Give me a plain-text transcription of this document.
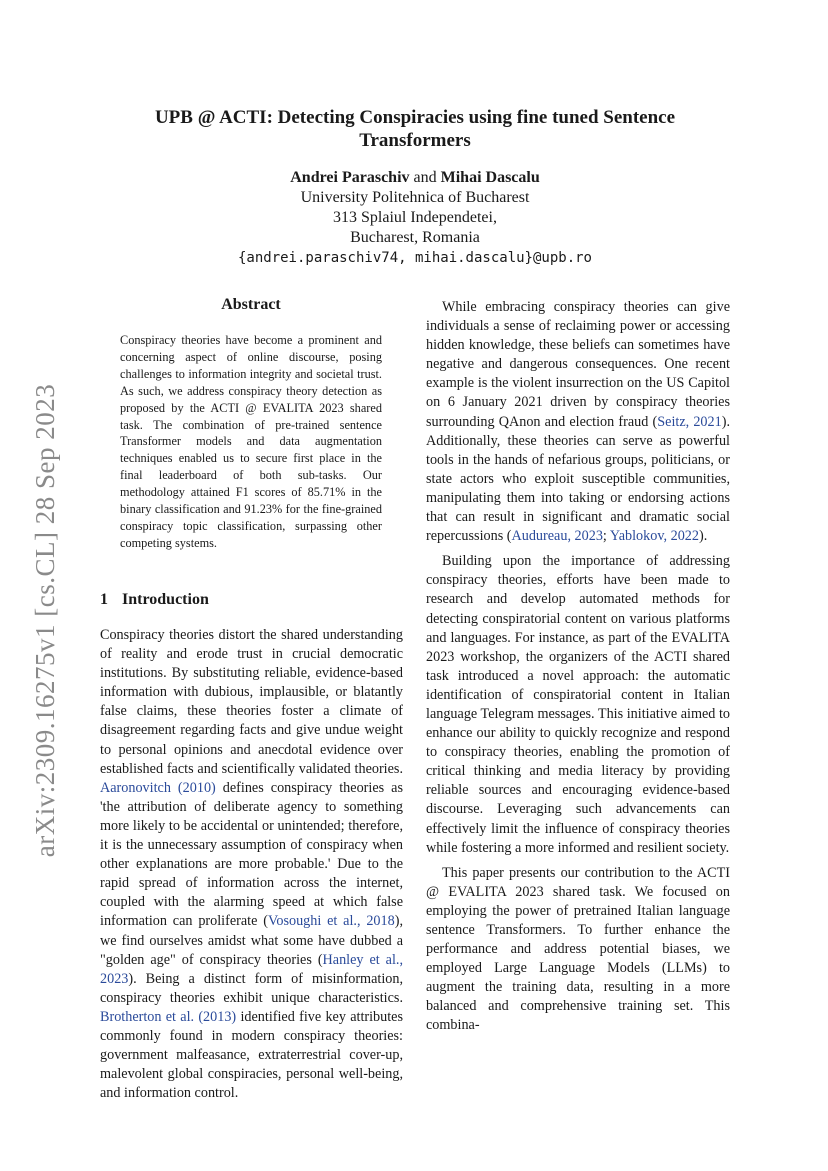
arXiv:2309.16275v1 [cs.CL] 28 Sep 2023
UPB @ ACTI: Detecting Conspiracies using fine tuned Sentence Transformers
Andrei Paraschiv and Mihai Dascalu
University Politehnica of Bucharest
313 Splaiul Independetei,
Bucharest, Romania
{andrei.paraschiv74, mihai.dascalu}@upb.ro
Abstract
Conspiracy theories have become a prominent and concerning aspect of online discourse, posing challenges to information integrity and societal trust. As such, we address conspiracy theory detection as proposed by the ACTI @ EVALITA 2023 shared task. The combination of pre-trained sentence Transformer models and data augmentation techniques enabled us to secure first place in the final leaderboard of both sub-tasks. Our methodology attained F1 scores of 85.71% in the binary classification and 91.23% for the fine-grained conspiracy topic classification, surpassing other competing systems.
1 Introduction

Conspiracy theories distort the shared understanding of reality and erode trust in crucial democratic institutions. By substituting reliable, evidence-based information with dubious, implausible, or blatantly false claims, these theories foster a climate of disagreement regarding facts and give undue weight to personal opinions and anecdotal evidence over established facts and scientifically validated theories. Aaronovitch (2010) defines conspiracy theories as 'the attribution of deliberate agency to something more likely to be accidental or unintended; therefore, it is the unnecessary assumption of conspiracy when other explanations are more probable.' Due to the rapid spread of information across the internet, coupled with the alarming speed at which false information can proliferate (Vosoughi et al., 2018), we find ourselves amidst what some have dubbed a "golden age" of conspiracy theories (Hanley et al., 2023). Being a distinct form of misinformation, conspiracy theories exhibit unique characteristics. Brotherton et al. (2013) identified five key attributes commonly found in modern conspiracy theories: government malfeasance, extraterrestrial cover-up, malevolent global conspiracies, personal well-being, and information control.

While embracing conspiracy theories can give individuals a sense of reclaiming power or accessing hidden knowledge, these beliefs can sometimes have negative and dangerous consequences. One recent example is the violent insurrection on the US Capitol on 6 January 2021 driven by conspiracy theories surrounding QAnon and election fraud (Seitz, 2021). Additionally, these theories can serve as powerful tools in the hands of nefarious groups, politicians, or state actors who exploit susceptible communities, manipulating them into taking or endorsing actions that can result in significant and dramatic social repercussions (Audureau, 2023; Yablokov, 2022).

Building upon the importance of addressing conspiracy theories, efforts have been made to research and develop automated methods for detecting conspiratorial content on various platforms and languages. For instance, as part of the EVALITA 2023 workshop, the organizers of the ACTI shared task introduced a novel approach: the automatic identification of conspiratorial content in Italian language Telegram messages. This initiative aimed to enhance our ability to quickly recognize and respond to conspiracy theories, enabling the promotion of critical thinking and media literacy by providing reliable sources and encouraging evidence-based discourse. Leveraging such advancements can effectively limit the influence of conspiracy theories while fostering a more informed and resilient society.

This paper presents our contribution to the ACTI @ EVALITA 2023 shared task. We focused on employing the power of pretrained Italian language sentence Transformers. To further enhance the performance and address potential biases, we employed Large Language Models (LLMs) to augment the training data, resulting in a more balanced and comprehensive training set. This combina-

- **Set task**:
Every record must be copied exactly, with images dropped from the result.

- **Written answer**:
Give me a plain-text transcription of this document.
arXiv:2309.16275v1 [cs.CL] 28 Sep 2023
UPB @ ACTI: Detecting Conspiracies using fine tuned Sentence Transformers
Andrei Paraschiv and Mihai Dascalu
University Politehnica of Bucharest
313 Splaiul Independetei,
Bucharest, Romania
{andrei.paraschiv74, mihai.dascalu}@upb.ro
Abstract
Conspiracy theories have become a prominent and concerning aspect of online discourse, posing challenges to information integrity and societal trust. As such, we address conspiracy theory detection as proposed by the ACTI @ EVALITA 2023 shared task. The combination of pre-trained sentence Transformer models and data augmentation techniques enabled us to secure first place in the final leaderboard of both sub-tasks. Our methodology attained F1 scores of 85.71% in the binary classification and 91.23% for the fine-grained conspiracy topic classification, surpassing other competing systems.
1 Introduction

Conspiracy theories distort the shared understanding of reality and erode trust in crucial democratic institutions. By substituting reliable, evidence-based information with dubious, implausible, or blatantly false claims, these theories foster a climate of disagreement regarding facts and give undue weight to personal opinions and anecdotal evidence over established facts and scientifically validated theories. Aaronovitch (2010) defines conspiracy theories as 'the attribution of deliberate agency to something more likely to be accidental or unintended; therefore, it is the unnecessary assumption of conspiracy when other explanations are more probable.' Due to the rapid spread of information across the internet, coupled with the alarming speed at which false information can proliferate (Vosoughi et al., 2018), we find ourselves amidst what some have dubbed a "golden age" of conspiracy theories (Hanley et al., 2023). Being a distinct form of misinformation, conspiracy theories exhibit unique characteristics. Brotherton et al. (2013) identified five key attributes commonly found in modern conspiracy theories: government malfeasance, extraterrestrial cover-up, malevolent global conspiracies, personal well-being, and information control.

While embracing conspiracy theories can give individuals a sense of reclaiming power or accessing hidden knowledge, these beliefs can sometimes have negative and dangerous consequences. One recent example is the violent insurrection on the US Capitol on 6 January 2021 driven by conspiracy theories surrounding QAnon and election fraud (Seitz, 2021). Additionally, these theories can serve as powerful tools in the hands of nefarious groups, politicians, or state actors who exploit susceptible communities, manipulating them into taking or endorsing actions that can result in significant and dramatic social repercussions (Audureau, 2023; Yablokov, 2022).

Building upon the importance of addressing conspiracy theories, efforts have been made to research and develop automated methods for detecting conspiratorial content on various platforms and languages. For instance, as part of the EVALITA 2023 workshop, the organizers of the ACTI shared task introduced a novel approach: the automatic identification of conspiratorial content in Italian language Telegram messages. This initiative aimed to enhance our ability to quickly recognize and respond to conspiracy theories, enabling the promotion of critical thinking and media literacy by providing reliable sources and encouraging evidence-based discourse. Leveraging such advancements can effectively limit the influence of conspiracy theories while fostering a more informed and resilient society.

This paper presents our contribution to the ACTI @ EVALITA 2023 shared task. We focused on employing the power of pretrained Italian language sentence Transformers. To further enhance the performance and address potential biases, we employed Large Language Models (LLMs) to augment the training data, resulting in a more balanced and comprehensive training set. This combina-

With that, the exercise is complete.